> [Exercise objective] Transcribe every line of the records verbatim.

> [Data items]
━━━━━━

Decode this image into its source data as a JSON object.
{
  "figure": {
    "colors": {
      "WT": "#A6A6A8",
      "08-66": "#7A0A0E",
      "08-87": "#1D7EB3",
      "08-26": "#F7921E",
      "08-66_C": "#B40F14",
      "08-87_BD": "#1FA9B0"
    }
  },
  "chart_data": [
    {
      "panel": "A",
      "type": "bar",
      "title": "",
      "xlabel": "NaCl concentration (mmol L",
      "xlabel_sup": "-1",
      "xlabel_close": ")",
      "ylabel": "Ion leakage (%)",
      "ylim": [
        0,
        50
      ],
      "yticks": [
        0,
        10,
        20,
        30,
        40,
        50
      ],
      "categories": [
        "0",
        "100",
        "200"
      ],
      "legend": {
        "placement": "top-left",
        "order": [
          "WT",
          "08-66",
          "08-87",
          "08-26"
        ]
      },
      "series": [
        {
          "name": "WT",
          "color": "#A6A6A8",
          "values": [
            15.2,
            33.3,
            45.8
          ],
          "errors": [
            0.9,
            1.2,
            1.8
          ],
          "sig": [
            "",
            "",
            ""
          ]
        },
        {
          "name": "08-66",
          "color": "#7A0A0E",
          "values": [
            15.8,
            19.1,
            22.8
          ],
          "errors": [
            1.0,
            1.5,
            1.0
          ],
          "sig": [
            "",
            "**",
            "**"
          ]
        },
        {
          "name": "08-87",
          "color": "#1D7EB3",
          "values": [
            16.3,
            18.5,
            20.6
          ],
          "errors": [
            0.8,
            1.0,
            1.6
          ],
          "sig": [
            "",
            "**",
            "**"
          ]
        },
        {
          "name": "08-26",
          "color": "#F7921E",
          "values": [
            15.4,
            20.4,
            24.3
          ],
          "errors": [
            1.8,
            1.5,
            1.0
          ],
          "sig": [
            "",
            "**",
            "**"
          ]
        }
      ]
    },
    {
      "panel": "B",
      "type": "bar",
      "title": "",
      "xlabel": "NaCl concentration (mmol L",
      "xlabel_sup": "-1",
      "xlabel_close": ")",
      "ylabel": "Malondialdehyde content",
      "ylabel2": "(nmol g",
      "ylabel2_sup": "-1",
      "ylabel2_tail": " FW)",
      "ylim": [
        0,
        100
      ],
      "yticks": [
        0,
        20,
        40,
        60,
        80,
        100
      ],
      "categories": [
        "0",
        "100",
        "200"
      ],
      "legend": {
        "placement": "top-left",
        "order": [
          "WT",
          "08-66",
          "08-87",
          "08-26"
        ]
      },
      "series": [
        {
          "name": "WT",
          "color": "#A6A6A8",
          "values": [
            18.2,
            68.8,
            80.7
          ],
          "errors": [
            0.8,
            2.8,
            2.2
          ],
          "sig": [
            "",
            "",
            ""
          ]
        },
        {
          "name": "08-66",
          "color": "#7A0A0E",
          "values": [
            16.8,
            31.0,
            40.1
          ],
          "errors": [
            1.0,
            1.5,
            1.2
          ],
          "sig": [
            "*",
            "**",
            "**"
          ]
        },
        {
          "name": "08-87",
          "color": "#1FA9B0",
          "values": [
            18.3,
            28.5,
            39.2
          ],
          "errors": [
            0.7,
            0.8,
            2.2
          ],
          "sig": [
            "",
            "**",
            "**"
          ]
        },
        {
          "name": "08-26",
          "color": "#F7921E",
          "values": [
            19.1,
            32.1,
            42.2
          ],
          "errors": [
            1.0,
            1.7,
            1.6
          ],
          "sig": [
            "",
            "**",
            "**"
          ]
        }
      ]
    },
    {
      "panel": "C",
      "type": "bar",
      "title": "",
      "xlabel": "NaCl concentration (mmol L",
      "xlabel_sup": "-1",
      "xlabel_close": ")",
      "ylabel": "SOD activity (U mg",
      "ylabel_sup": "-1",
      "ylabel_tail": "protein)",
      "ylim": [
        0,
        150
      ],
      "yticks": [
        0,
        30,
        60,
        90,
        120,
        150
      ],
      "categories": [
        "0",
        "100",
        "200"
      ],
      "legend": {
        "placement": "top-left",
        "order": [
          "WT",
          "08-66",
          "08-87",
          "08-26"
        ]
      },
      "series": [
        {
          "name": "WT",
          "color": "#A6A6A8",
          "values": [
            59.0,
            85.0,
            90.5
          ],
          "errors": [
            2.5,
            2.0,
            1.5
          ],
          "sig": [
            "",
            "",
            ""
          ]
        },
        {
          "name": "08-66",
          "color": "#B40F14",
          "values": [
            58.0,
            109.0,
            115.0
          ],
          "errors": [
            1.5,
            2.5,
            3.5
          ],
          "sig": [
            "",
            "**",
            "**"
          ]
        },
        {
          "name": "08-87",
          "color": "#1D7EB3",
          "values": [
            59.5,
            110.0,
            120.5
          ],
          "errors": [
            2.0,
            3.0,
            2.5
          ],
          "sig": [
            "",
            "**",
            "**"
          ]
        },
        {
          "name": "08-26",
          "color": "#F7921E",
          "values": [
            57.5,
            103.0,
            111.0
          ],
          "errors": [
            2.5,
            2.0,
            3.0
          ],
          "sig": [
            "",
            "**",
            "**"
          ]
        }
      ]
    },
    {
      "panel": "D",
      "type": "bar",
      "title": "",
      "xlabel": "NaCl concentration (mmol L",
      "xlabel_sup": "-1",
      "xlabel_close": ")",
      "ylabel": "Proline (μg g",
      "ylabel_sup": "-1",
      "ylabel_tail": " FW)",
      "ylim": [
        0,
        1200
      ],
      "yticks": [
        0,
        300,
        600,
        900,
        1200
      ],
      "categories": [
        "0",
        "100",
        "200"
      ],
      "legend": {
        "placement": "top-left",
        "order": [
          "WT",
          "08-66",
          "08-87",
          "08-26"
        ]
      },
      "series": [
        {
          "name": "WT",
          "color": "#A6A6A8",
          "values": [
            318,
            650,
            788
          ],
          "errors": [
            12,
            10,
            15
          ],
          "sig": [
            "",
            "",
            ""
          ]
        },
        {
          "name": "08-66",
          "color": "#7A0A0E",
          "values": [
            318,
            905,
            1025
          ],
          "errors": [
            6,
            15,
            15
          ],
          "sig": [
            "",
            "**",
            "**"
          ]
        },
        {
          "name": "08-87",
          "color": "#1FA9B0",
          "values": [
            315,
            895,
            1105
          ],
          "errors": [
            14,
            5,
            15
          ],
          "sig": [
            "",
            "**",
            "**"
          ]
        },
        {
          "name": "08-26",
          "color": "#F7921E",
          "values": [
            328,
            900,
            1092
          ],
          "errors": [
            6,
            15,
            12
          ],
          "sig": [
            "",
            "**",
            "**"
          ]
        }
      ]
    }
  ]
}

━━━━━━

> [Answer area]
Decode this image into its source data as a JSON object.
{
  "figure": {
    "colors": {
      "WT": "#A6A6A8",
      "08-66": "#7A0A0E",
      "08-87": "#1D7EB3",
      "08-26": "#F7921E",
      "08-66_C": "#B40F14",
      "08-87_BD": "#1FA9B0"
    }
  },
  "chart_data": [
    {
      "panel": "A",
      "type": "bar",
      "title": "",
      "xlabel": "NaCl concentration (mmol L",
      "xlabel_sup": "-1",
      "xlabel_close": ")",
      "ylabel": "Ion leakage (%)",
      "ylim": [
        0,
        50
      ],
      "yticks": [
        0,
        10,
        20,
        30,
        40,
        50
      ],
      "categories": [
        "0",
        "100",
        "200"
      ],
      "legend": {
        "placement": "top-left",
        "order": [
          "WT",
          "08-66",
          "08-87",
          "08-26"
        ]
      },
      "series": [
        {
          "name": "WT",
          "color": "#A6A6A8",
          "values": [
            15.2,
            33.3,
            45.8
          ],
          "errors": [
            0.9,
            1.2,
            1.8
          ],
          "sig": [
            "",
            "",
            ""
          ]
        },
        {
          "name": "08-66",
          "color": "#7A0A0E",
          "values": [
            15.8,
            19.1,
            22.8
          ],
          "errors": [
            1.0,
            1.5,
            1.0
          ],
          "sig": [
            "",
            "**",
            "**"
          ]
        },
        {
          "name": "08-87",
          "color": "#1D7EB3",
          "values": [
            16.3,
            18.5,
            20.6
          ],
          "errors": [
            0.8,
            1.0,
            1.6
          ],
          "sig": [
            "",
            "**",
            "**"
          ]
        },
        {
          "name": "08-26",
          "color": "#F7921E",
          "values": [
            15.4,
            20.4,
            24.3
          ],
          "errors": [
            1.8,
            1.5,
            1.0
          ],
          "sig": [
            "",
            "**",
            "**"
          ]
        }
      ]
    },
    {
      "panel": "B",
      "type": "bar",
      "title": "",
      "xlabel": "NaCl concentration (mmol L",
      "xlabel_sup": "-1",
      "xlabel_close": ")",
      "ylabel": "Malondialdehyde content",
      "ylabel2": "(nmol g",
      "ylabel2_sup": "-1",
      "ylabel2_tail": " FW)",
      "ylim": [
        0,
        100
      ],
      "yticks": [
        0,
        20,
        40,
        60,
        80,
        100
      ],
      "categories": [
        "0",
        "100",
        "200"
      ],
      "legend": {
        "placement": "top-left",
        "order": [
          "WT",
          "08-66",
          "08-87",
          "08-26"
        ]
      },
      "series": [
        {
          "name": "WT",
          "color": "#A6A6A8",
          "values": [
            18.2,
            68.8,
            80.7
          ],
          "errors": [
            0.8,
            2.8,
            2.2
          ],
          "sig": [
            "",
            "",
            ""
          ]
        },
        {
          "name": "08-66",
          "color": "#7A0A0E",
          "values": [
            16.8,
            31.0,
            40.1
          ],
          "errors": [
            1.0,
            1.5,
            1.2
          ],
          "sig": [
            "*",
            "**",
            "**"
          ]
        },
        {
          "name": "08-87",
          "color": "#1FA9B0",
          "values": [
            18.3,
            28.5,
            39.2
          ],
          "errors": [
            0.7,
            0.8,
            2.2
          ],
          "sig": [
            "",
            "**",
            "**"
          ]
        },
        {
          "name": "08-26",
          "color": "#F7921E",
          "values": [
            19.1,
            32.1,
            42.2
          ],
          "errors": [
            1.0,
            1.7,
            1.6
          ],
          "sig": [
            "",
            "**",
            "**"
          ]
        }
      ]
    },
    {
      "panel": "C",
      "type": "bar",
      "title": "",
      "xlabel": "NaCl concentration (mmol L",
      "xlabel_sup": "-1",
      "xlabel_close": ")",
      "ylabel": "SOD activity (U mg",
      "ylabel_sup": "-1",
      "ylabel_tail": "protein)",
      "ylim": [
        0,
        150
      ],
      "yticks": [
        0,
        30,
        60,
        90,
        120,
        150
      ],
      "categories": [
        "0",
        "100",
        "200"
      ],
      "legend": {
        "placement": "top-left",
        "order": [
          "WT",
          "08-66",
          "08-87",
          "08-26"
        ]
      },
      "series": [
        {
          "name": "WT",
          "color": "#A6A6A8",
          "values": [
            59.0,
            85.0,
            90.5
          ],
          "errors": [
            2.5,
            2.0,
            1.5
          ],
          "sig": [
            "",
            "",
            ""
          ]
        },
        {
          "name": "08-66",
          "color": "#B40F14",
          "values": [
            58.0,
            109.0,
            115.0
          ],
          "errors": [
            1.5,
            2.5,
            3.5
          ],
          "sig": [
            "",
            "**",
            "**"
          ]
        },
        {
          "name": "08-87",
          "color": "#1D7EB3",
          "values": [
            59.5,
            110.0,
            120.5
          ],
          "errors": [
            2.0,
            3.0,
            2.5
          ],
          "sig": [
            "",
            "**",
            "**"
          ]
        },
        {
          "name": "08-26",
          "color": "#F7921E",
          "values": [
            57.5,
            103.0,
            111.0
          ],
          "errors": [
            2.5,
            2.0,
            3.0
          ],
          "sig": [
            "",
            "**",
            "**"
          ]
        }
      ]
    },
    {
      "panel": "D",
      "type": "bar",
      "title": "",
      "xlabel": "NaCl concentration (mmol L",
      "xlabel_sup": "-1",
      "xlabel_close": ")",
      "ylabel": "Proline (μg g",
      "ylabel_sup": "-1",
      "ylabel_tail": " FW)",
      "ylim": [
        0,
        1200
      ],
      "yticks": [
        0,
        300,
        600,
        900,
        1200
      ],
      "categories": [
        "0",
        "100",
        "200"
      ],
      "legend": {
        "placement": "top-left",
        "order": [
          "WT",
          "08-66",
          "08-87",
          "08-26"
        ]
      },
      "series": [
        {
          "name": "WT",
          "color": "#A6A6A8",
          "values": [
            318,
            650,
            788
          ],
          "errors": [
            12,
            10,
            15
          ],
          "sig": [
            "",
            "",
            ""
          ]
        },
        {
          "name": "08-66",
          "color": "#7A0A0E",
          "values": [
            318,
            905,
            1025
          ],
          "errors": [
            6,
            15,
            15
          ],
          "sig": [
            "",
            "**",
            "**"
          ]
        },
        {
          "name": "08-87",
          "color": "#1FA9B0",
          "values": [
            315,
            895,
            1105
          ],
          "errors": [
            14,
            5,
            15
          ],
          "sig": [
            "",
            "**",
            "**"
          ]
        },
        {
          "name": "08-26",
          "color": "#F7921E",
          "values": [
            328,
            900,
            1092
          ],
          "errors": [
            6,
            15,
            12
          ],
          "sig": [
            "",
            "**",
            "**"
          ]
        }
      ]
    }
  ]
}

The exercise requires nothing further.